**What the exercise asks:** A line counts if it contains the string "highly"; say how many such lines there are, giving only the number.

**Data:**
***
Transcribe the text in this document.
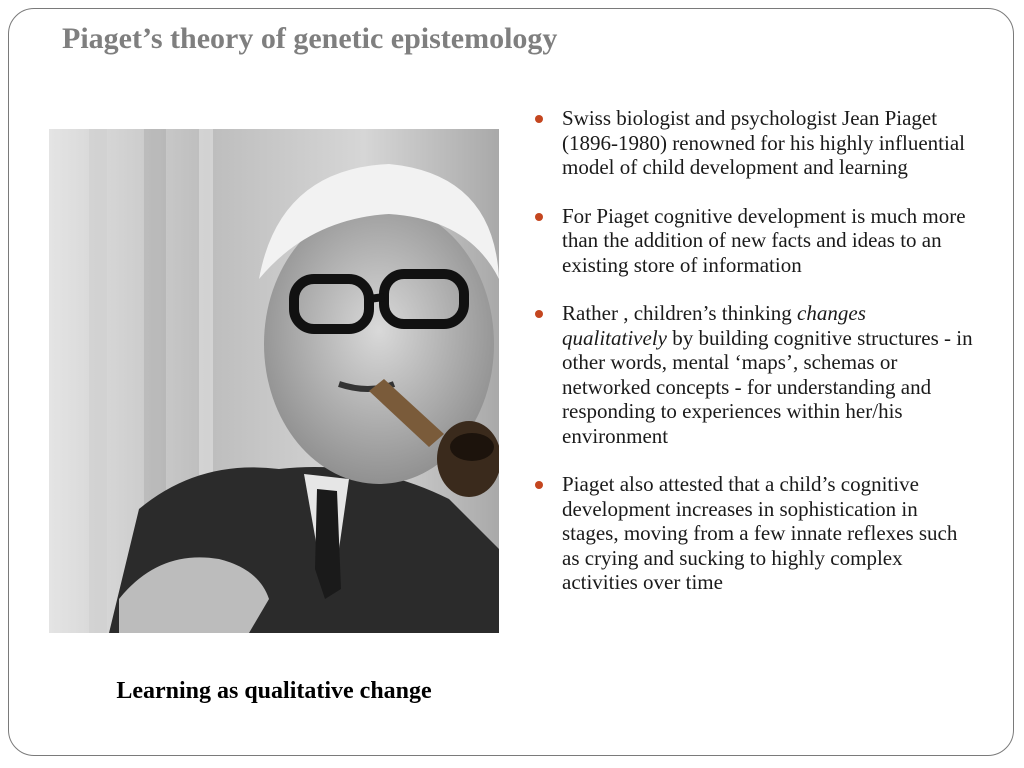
Piaget’s theory of genetic epistemology

Learning as qualitative change

Swiss biologist and psychologist Jean Piaget (1896-1980) renowned for his highly influential model of child development and learning
For Piaget cognitive development is much more than the addition of new facts and ideas to an existing store of information
Rather , children’s thinking changes qualitatively by building cognitive structures - in other words, mental ‘maps’, schemas or networked concepts - for understanding and responding to experiences within her/his environment
Piaget also attested that a child’s cognitive development increases in sophistication in stages, moving from a few innate reflexes such as crying and sucking to highly complex activities over time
***
**The answer:** 2